▶ **Brief**: Reproduce the listing below in its entirety. Change nothing.

(Some records)
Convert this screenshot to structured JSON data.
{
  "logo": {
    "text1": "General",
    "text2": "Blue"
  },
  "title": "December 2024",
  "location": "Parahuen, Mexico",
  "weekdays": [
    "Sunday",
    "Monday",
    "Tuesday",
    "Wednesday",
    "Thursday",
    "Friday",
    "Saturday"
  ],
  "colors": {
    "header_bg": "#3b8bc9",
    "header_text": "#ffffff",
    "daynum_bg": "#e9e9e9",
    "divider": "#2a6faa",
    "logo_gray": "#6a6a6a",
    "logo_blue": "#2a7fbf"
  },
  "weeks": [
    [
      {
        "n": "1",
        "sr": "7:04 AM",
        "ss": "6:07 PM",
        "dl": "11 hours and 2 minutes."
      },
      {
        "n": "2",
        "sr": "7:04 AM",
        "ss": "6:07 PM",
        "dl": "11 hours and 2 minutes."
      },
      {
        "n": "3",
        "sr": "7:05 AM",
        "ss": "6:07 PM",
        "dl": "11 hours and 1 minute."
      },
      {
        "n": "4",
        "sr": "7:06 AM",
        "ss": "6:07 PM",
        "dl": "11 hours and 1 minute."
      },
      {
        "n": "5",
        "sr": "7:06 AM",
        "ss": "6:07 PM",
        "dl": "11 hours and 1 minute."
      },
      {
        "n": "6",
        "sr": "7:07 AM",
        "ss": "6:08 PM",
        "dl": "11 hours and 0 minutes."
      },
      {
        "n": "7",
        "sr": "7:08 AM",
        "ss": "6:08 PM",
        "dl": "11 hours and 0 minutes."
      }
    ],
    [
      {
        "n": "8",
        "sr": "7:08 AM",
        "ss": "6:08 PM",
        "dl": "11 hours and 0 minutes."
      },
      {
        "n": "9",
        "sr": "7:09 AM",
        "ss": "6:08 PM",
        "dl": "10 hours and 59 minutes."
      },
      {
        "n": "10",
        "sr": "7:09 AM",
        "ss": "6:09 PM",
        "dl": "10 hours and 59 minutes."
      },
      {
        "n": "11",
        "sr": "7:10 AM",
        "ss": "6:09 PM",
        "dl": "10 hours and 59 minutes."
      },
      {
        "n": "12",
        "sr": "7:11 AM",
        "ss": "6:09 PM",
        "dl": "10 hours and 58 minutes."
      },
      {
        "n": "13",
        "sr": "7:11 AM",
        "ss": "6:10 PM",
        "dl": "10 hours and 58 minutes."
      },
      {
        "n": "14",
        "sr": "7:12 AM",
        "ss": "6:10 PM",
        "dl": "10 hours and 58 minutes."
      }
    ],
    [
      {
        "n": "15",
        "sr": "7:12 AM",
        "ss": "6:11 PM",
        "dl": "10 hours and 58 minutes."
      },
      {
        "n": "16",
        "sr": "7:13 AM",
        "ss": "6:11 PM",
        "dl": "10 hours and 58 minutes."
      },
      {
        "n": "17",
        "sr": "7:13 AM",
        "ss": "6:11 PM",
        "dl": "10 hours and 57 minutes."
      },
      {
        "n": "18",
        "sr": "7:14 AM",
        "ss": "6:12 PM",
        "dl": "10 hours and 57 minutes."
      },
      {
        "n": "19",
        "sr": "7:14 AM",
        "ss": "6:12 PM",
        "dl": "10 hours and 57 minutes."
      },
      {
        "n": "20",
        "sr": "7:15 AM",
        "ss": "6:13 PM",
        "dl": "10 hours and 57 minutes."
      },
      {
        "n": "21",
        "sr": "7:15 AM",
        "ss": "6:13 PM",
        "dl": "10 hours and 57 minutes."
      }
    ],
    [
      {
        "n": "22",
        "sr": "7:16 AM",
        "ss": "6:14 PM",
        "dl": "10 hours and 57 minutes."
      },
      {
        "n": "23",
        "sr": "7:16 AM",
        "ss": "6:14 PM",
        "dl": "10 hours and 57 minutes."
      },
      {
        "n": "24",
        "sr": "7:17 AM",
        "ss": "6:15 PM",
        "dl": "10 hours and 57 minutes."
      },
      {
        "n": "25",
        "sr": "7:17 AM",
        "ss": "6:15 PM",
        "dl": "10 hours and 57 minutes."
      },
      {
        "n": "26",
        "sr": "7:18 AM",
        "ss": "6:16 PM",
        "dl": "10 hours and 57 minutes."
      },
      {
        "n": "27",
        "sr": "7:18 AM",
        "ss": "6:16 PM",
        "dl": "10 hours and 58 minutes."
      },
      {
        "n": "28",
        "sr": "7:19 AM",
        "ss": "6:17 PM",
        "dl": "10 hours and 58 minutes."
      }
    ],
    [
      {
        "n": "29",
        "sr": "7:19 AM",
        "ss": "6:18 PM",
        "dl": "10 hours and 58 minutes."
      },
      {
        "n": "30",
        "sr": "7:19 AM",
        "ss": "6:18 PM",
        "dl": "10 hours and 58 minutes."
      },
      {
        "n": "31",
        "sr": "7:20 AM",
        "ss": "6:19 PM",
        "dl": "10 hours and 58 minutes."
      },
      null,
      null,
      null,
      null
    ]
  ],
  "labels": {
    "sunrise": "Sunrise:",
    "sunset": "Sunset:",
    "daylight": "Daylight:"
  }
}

▶ **Output below**:
Convert this screenshot to structured JSON data.
{
  "logo": {
    "text1": "General",
    "text2": "Blue"
  },
  "title": "December 2024",
  "location": "Parahuen, Mexico",
  "weekdays": [
    "Sunday",
    "Monday",
    "Tuesday",
    "Wednesday",
    "Thursday",
    "Friday",
    "Saturday"
  ],
  "colors": {
    "header_bg": "#3b8bc9",
    "header_text": "#ffffff",
    "daynum_bg": "#e9e9e9",
    "divider": "#2a6faa",
    "logo_gray": "#6a6a6a",
    "logo_blue": "#2a7fbf"
  },
  "weeks": [
    [
      {
        "n": "1",
        "sr": "7:04 AM",
        "ss": "6:07 PM",
        "dl": "11 hours and 2 minutes."
      },
      {
        "n": "2",
        "sr": "7:04 AM",
        "ss": "6:07 PM",
        "dl": "11 hours and 2 minutes."
      },
      {
        "n": "3",
        "sr": "7:05 AM",
        "ss": "6:07 PM",
        "dl": "11 hours and 1 minute."
      },
      {
        "n": "4",
        "sr": "7:06 AM",
        "ss": "6:07 PM",
        "dl": "11 hours and 1 minute."
      },
      {
        "n": "5",
        "sr": "7:06 AM",
        "ss": "6:07 PM",
        "dl": "11 hours and 1 minute."
      },
      {
        "n": "6",
        "sr": "7:07 AM",
        "ss": "6:08 PM",
        "dl": "11 hours and 0 minutes."
      },
      {
        "n": "7",
        "sr": "7:08 AM",
        "ss": "6:08 PM",
        "dl": "11 hours and 0 minutes."
      }
    ],
    [
      {
        "n": "8",
        "sr": "7:08 AM",
        "ss": "6:08 PM",
        "dl": "11 hours and 0 minutes."
      },
      {
        "n": "9",
        "sr": "7:09 AM",
        "ss": "6:08 PM",
        "dl": "10 hours and 59 minutes."
      },
      {
        "n": "10",
        "sr": "7:09 AM",
        "ss": "6:09 PM",
        "dl": "10 hours and 59 minutes."
      },
      {
        "n": "11",
        "sr": "7:10 AM",
        "ss": "6:09 PM",
        "dl": "10 hours and 59 minutes."
      },
      {
        "n": "12",
        "sr": "7:11 AM",
        "ss": "6:09 PM",
        "dl": "10 hours and 58 minutes."
      },
      {
        "n": "13",
        "sr": "7:11 AM",
        "ss": "6:10 PM",
        "dl": "10 hours and 58 minutes."
      },
      {
        "n": "14",
        "sr": "7:12 AM",
        "ss": "6:10 PM",
        "dl": "10 hours and 58 minutes."
      }
    ],
    [
      {
        "n": "15",
        "sr": "7:12 AM",
        "ss": "6:11 PM",
        "dl": "10 hours and 58 minutes."
      },
      {
        "n": "16",
        "sr": "7:13 AM",
        "ss": "6:11 PM",
        "dl": "10 hours and 58 minutes."
      },
      {
        "n": "17",
        "sr": "7:13 AM",
        "ss": "6:11 PM",
        "dl": "10 hours and 57 minutes."
      },
      {
        "n": "18",
        "sr": "7:14 AM",
        "ss": "6:12 PM",
        "dl": "10 hours and 57 minutes."
      },
      {
        "n": "19",
        "sr": "7:14 AM",
        "ss": "6:12 PM",
        "dl": "10 hours and 57 minutes."
      },
      {
        "n": "20",
        "sr": "7:15 AM",
        "ss": "6:13 PM",
        "dl": "10 hours and 57 minutes."
      },
      {
        "n": "21",
        "sr": "7:15 AM",
        "ss": "6:13 PM",
        "dl": "10 hours and 57 minutes."
      }
    ],
    [
      {
        "n": "22",
        "sr": "7:16 AM",
        "ss": "6:14 PM",
        "dl": "10 hours and 57 minutes."
      },
      {
        "n": "23",
        "sr": "7:16 AM",
        "ss": "6:14 PM",
        "dl": "10 hours and 57 minutes."
      },
      {
        "n": "24",
        "sr": "7:17 AM",
        "ss": "6:15 PM",
        "dl": "10 hours and 57 minutes."
      },
      {
        "n": "25",
        "sr": "7:17 AM",
        "ss": "6:15 PM",
        "dl": "10 hours and 57 minutes."
      },
      {
        "n": "26",
        "sr": "7:18 AM",
        "ss": "6:16 PM",
        "dl": "10 hours and 57 minutes."
      },
      {
        "n": "27",
        "sr": "7:18 AM",
        "ss": "6:16 PM",
        "dl": "10 hours and 58 minutes."
      },
      {
        "n": "28",
        "sr": "7:19 AM",
        "ss": "6:17 PM",
        "dl": "10 hours and 58 minutes."
      }
    ],
    [
      {
        "n": "29",
        "sr": "7:19 AM",
        "ss": "6:18 PM",
        "dl": "10 hours and 58 minutes."
      },
      {
        "n": "30",
        "sr": "7:19 AM",
        "ss": "6:18 PM",
        "dl": "10 hours and 58 minutes."
      },
      {
        "n": "31",
        "sr": "7:20 AM",
        "ss": "6:19 PM",
        "dl": "10 hours and 58 minutes."
      },
      null,
      null,
      null,
      null
    ]
  ],
  "labels": {
    "sunrise": "Sunrise:",
    "sunset": "Sunset:",
    "daylight": "Daylight:"
  }
}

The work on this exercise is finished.